TASK STATEMENT:
Please pull out every line that includes the string "JSON".

(Data entries)
+ + + +

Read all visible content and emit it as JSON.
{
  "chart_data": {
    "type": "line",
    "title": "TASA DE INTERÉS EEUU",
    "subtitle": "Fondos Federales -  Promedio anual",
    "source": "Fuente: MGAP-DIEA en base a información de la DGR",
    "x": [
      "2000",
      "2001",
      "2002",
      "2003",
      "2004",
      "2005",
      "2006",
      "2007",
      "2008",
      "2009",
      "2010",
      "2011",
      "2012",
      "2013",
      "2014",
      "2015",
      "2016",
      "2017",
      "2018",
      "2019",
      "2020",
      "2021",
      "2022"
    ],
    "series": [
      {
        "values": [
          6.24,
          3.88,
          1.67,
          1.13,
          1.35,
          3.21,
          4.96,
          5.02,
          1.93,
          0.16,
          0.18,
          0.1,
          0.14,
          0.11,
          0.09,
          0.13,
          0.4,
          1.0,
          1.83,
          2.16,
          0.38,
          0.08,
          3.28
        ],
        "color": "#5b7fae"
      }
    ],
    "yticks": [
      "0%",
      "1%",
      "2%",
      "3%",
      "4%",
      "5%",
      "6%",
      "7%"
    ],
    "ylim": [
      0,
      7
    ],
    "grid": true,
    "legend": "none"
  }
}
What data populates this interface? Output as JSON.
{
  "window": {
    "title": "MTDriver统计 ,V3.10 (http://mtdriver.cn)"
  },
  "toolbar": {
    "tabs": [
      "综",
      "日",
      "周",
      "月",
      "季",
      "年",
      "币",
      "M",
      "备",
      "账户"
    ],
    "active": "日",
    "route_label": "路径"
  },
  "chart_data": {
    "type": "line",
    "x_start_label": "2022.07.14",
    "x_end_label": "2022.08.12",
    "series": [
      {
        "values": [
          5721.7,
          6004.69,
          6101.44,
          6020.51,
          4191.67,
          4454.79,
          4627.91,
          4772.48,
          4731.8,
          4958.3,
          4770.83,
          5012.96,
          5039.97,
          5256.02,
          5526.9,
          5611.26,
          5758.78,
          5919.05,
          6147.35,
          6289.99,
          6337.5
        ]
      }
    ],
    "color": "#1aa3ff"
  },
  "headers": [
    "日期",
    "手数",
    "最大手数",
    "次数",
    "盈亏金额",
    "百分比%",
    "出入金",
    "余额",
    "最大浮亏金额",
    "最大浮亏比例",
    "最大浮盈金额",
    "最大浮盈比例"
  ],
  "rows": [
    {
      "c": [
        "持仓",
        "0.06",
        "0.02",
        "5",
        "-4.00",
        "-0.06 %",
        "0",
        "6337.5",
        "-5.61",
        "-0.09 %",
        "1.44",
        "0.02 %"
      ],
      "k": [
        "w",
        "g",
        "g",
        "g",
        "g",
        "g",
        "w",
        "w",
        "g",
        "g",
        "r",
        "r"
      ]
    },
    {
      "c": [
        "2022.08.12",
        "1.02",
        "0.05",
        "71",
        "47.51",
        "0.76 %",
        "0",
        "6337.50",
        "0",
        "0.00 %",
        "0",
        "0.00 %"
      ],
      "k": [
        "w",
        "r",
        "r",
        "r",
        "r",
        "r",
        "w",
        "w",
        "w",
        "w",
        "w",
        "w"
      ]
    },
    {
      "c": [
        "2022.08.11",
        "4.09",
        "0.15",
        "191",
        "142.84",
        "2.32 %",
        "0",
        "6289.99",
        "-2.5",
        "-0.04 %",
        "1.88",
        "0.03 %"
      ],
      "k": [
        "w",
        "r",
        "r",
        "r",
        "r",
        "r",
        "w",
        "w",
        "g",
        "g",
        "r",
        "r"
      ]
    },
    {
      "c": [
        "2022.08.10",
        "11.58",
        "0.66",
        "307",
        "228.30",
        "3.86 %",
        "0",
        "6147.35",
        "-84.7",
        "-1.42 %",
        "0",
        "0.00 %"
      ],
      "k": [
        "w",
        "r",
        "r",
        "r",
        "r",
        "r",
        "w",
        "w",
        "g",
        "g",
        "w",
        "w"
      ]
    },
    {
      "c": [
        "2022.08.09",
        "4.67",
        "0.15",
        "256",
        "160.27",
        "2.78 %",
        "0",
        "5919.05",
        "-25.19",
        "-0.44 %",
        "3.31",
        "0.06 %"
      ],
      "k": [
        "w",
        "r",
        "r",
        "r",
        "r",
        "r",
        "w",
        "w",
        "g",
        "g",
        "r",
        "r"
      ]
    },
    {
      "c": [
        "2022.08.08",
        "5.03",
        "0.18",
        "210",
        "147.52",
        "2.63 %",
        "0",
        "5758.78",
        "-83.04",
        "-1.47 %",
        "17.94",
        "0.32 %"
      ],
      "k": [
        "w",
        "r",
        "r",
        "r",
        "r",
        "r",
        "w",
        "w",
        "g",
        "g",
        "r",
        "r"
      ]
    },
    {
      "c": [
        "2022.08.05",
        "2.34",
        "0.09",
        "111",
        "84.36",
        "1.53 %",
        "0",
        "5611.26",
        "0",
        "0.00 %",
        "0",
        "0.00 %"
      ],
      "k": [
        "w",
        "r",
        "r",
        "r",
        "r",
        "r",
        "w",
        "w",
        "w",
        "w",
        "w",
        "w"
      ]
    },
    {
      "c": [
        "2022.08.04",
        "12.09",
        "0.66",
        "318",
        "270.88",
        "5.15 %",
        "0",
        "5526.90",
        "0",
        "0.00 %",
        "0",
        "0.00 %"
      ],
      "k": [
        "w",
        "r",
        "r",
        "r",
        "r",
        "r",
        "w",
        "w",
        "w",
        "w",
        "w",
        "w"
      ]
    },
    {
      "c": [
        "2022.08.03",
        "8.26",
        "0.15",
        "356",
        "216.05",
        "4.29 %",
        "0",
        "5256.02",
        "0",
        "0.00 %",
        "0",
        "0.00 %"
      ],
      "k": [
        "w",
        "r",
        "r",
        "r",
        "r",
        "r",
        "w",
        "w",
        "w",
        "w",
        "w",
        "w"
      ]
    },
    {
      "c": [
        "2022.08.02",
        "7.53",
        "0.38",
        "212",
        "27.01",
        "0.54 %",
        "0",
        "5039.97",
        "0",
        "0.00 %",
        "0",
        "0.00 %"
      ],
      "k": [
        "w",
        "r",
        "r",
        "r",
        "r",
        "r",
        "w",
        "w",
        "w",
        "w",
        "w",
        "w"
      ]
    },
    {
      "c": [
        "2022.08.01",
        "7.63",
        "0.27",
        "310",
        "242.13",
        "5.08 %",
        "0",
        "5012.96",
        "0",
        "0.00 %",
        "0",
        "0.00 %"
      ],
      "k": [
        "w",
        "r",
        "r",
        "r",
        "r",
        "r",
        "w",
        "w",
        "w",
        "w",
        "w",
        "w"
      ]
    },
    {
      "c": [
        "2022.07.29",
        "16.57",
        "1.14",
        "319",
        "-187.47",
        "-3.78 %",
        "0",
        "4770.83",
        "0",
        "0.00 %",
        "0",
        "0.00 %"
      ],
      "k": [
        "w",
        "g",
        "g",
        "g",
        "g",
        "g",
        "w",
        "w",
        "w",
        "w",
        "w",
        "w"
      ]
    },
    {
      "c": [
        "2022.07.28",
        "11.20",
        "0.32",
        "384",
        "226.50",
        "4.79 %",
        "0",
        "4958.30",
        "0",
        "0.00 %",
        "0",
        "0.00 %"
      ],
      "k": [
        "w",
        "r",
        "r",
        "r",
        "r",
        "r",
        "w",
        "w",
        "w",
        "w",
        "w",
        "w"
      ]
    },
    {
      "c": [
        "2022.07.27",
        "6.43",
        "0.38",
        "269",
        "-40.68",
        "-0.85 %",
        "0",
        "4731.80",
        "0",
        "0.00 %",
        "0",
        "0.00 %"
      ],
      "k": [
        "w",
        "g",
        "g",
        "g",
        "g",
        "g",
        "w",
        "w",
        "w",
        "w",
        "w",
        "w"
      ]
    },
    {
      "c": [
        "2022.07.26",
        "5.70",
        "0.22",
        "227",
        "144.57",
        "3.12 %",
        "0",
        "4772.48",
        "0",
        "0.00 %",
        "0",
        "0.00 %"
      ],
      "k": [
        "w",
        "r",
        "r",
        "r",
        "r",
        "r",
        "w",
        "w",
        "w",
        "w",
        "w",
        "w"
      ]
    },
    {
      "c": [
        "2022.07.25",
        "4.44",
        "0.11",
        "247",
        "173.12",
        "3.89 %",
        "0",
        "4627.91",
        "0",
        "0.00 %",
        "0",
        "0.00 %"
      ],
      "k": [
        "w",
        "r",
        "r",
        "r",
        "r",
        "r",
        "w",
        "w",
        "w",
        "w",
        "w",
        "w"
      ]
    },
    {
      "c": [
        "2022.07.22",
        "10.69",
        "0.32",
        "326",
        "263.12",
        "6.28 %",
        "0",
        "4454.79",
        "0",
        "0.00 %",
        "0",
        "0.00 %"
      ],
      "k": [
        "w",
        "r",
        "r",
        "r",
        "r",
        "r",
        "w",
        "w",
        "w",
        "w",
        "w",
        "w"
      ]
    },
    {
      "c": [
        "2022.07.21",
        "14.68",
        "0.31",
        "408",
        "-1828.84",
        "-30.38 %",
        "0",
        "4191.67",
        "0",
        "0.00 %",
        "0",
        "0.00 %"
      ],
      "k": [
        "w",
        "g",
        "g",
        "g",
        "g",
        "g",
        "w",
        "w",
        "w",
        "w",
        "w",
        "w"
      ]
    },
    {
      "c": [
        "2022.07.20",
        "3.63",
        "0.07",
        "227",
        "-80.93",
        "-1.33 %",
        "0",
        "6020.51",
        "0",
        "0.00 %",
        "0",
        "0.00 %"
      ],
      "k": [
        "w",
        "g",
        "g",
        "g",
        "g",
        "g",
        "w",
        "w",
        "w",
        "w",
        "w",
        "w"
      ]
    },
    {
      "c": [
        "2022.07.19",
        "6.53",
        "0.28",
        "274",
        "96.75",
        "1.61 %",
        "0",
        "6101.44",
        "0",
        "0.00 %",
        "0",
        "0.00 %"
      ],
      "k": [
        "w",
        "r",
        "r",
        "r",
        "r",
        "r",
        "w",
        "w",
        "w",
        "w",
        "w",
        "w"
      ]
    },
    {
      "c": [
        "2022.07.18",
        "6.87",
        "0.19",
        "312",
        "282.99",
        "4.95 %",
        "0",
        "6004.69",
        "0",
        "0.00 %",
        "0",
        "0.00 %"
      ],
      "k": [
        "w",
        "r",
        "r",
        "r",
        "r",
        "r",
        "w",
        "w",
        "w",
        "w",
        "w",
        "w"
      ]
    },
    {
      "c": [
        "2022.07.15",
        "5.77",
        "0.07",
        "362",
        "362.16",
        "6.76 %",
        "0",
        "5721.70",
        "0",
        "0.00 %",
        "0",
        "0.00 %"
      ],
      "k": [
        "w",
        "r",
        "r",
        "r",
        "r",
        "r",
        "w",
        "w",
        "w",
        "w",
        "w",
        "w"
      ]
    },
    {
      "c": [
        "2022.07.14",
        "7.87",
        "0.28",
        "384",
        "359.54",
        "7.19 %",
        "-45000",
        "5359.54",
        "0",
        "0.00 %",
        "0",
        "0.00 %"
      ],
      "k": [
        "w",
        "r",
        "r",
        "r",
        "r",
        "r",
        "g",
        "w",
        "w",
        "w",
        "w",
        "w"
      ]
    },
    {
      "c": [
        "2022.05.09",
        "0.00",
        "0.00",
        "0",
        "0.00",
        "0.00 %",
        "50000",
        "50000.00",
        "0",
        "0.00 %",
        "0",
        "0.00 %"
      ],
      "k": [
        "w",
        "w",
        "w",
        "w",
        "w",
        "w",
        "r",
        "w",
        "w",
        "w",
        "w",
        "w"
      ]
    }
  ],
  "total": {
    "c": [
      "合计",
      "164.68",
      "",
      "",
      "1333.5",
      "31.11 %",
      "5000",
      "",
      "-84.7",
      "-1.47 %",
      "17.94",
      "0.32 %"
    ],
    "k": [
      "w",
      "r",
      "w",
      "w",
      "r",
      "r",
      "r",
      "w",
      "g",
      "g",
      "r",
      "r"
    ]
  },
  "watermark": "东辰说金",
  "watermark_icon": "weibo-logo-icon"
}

+ + + +

CORRECT RESULT:
Read all visible content and emit it as JSON.
What data populates this interface? Output as JSON.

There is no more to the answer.